═════ Given records

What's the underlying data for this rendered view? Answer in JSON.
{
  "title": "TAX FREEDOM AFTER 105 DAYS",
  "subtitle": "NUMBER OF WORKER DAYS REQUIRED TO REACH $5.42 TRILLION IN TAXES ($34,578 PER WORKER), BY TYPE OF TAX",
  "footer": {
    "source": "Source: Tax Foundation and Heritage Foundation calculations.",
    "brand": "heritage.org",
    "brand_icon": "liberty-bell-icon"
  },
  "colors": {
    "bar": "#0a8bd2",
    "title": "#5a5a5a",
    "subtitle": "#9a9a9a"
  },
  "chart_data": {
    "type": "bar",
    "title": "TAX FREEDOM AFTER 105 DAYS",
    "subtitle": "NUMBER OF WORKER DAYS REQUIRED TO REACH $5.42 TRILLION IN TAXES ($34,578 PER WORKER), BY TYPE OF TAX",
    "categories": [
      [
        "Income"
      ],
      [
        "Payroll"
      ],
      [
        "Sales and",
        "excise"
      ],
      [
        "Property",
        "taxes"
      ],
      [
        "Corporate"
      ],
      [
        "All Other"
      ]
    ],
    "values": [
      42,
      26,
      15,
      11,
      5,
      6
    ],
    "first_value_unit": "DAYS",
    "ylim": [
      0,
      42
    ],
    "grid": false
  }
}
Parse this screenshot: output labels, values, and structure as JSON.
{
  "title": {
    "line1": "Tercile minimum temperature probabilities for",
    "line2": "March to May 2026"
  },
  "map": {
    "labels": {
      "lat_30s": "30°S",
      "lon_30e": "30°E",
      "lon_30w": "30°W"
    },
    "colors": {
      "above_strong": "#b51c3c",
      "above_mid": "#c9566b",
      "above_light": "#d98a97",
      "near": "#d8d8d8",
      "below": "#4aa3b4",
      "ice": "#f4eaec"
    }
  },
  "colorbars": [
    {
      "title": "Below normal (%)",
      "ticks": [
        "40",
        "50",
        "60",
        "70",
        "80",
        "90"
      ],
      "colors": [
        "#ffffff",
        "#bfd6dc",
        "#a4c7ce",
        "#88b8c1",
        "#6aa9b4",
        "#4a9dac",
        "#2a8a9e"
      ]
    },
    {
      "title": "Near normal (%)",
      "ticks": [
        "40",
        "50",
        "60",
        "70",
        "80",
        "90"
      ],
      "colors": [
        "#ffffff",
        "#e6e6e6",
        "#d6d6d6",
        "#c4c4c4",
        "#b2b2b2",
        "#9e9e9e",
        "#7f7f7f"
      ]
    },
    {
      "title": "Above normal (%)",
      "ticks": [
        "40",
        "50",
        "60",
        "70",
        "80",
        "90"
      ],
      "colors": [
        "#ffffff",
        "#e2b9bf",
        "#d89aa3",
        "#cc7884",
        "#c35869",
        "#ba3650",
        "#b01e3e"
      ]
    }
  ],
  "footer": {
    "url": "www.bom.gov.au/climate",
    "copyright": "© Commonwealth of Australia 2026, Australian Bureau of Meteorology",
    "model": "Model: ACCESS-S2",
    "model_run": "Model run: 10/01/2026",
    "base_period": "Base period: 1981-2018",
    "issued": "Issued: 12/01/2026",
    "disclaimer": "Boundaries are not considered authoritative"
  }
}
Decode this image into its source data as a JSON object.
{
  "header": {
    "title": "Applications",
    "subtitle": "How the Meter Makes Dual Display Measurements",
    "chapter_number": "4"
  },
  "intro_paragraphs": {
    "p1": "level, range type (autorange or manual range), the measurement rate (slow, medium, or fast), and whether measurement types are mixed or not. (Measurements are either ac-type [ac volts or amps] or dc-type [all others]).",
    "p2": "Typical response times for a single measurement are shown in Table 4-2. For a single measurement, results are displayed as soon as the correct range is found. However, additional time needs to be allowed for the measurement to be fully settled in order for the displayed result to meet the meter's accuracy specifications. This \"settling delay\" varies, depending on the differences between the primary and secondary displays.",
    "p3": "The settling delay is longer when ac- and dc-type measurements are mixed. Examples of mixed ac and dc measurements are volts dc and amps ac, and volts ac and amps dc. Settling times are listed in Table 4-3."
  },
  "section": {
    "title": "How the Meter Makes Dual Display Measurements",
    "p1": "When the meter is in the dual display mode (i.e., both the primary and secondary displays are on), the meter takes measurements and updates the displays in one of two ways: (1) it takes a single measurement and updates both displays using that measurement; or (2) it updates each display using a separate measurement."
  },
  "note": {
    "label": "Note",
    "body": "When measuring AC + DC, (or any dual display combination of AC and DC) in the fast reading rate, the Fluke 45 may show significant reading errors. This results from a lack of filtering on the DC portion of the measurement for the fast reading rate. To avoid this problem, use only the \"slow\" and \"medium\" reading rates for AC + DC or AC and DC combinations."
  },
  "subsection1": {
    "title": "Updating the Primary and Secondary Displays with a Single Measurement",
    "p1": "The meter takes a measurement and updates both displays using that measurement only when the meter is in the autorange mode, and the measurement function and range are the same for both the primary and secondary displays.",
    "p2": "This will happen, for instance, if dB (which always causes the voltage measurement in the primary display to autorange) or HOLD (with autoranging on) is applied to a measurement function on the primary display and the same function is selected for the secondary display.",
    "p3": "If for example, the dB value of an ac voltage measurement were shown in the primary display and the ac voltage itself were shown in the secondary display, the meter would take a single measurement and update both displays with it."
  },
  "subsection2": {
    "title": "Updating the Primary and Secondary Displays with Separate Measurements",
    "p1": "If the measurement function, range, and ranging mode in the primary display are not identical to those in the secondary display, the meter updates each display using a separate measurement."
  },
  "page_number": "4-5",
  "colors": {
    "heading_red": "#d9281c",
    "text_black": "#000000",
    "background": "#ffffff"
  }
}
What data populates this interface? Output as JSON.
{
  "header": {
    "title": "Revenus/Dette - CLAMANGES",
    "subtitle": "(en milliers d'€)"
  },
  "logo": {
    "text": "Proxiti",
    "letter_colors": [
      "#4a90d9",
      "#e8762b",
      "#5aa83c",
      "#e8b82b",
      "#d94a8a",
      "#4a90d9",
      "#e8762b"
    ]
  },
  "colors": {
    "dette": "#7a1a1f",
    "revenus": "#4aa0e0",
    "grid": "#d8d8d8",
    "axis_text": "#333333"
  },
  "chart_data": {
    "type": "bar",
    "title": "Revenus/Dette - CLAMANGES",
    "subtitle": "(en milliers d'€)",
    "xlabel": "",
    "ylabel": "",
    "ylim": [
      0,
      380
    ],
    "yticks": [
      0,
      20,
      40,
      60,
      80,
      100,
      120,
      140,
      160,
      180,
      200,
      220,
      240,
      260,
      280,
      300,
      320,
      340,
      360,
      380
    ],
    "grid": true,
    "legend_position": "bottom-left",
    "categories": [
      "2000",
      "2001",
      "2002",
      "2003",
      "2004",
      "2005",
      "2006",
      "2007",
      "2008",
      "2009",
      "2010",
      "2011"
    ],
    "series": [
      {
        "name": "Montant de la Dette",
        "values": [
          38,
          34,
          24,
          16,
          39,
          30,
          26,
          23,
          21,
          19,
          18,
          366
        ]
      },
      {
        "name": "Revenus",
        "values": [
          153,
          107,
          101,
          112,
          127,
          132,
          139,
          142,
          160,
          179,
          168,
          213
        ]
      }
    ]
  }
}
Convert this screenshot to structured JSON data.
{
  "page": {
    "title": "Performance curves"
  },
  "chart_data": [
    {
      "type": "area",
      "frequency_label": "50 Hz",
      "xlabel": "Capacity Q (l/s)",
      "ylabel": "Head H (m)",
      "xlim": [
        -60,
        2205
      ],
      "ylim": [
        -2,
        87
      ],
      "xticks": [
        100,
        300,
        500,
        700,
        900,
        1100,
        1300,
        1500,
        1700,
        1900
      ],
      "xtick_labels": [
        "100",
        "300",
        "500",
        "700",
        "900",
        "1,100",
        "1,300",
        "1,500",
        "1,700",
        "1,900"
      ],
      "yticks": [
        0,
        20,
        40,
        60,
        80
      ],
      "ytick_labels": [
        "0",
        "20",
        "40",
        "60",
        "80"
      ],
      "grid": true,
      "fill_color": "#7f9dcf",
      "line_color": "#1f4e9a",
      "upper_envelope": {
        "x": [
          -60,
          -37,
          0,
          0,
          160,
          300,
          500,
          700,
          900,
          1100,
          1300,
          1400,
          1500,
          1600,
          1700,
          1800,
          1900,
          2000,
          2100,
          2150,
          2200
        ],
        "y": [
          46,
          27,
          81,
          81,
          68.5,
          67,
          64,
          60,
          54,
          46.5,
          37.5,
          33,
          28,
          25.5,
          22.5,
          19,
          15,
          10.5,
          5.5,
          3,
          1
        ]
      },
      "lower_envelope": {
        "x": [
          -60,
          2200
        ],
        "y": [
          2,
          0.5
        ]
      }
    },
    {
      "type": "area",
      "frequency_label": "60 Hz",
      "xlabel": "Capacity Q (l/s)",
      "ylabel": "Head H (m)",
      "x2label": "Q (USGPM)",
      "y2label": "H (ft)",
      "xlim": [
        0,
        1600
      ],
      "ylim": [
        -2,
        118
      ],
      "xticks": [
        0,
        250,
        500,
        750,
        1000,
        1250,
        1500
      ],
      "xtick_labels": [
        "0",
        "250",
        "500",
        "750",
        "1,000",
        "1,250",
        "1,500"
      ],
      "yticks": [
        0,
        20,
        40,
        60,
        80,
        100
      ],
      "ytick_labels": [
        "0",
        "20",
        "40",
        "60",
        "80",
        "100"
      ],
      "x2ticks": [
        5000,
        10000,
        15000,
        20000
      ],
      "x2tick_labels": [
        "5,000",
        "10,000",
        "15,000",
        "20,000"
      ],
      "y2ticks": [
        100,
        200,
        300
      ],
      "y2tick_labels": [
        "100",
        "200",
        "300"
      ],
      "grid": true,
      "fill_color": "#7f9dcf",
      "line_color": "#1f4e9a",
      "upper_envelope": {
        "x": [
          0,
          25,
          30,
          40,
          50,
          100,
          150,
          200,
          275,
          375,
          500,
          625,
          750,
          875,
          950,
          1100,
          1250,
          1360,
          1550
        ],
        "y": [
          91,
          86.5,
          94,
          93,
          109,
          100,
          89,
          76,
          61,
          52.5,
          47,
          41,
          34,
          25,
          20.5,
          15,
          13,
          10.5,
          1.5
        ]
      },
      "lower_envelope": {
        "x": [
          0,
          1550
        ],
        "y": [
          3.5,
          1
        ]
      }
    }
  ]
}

══════════

**Short problem:**
Reproduce each line of the material containing the word "medium".

**Task answer:**
    "p1": "level, range type (autorange or manual range), the measurement rate (slow, medium, or fast), and whether measurement types are mixed or not. (Measurements are either ac-type [ac volts or amps] or dc-type [all others]).",
    "body": "When measuring AC + DC, (or any dual display combination of AC and DC) in the fast reading rate, the Fluke 45 may show significant reading errors. This results from a lack of filtering on the DC portion of the measurement for the fast reading rate. To avoid this problem, use only the \"slow\" and \"medium\" reading rates for AC + DC or AC and DC combinations."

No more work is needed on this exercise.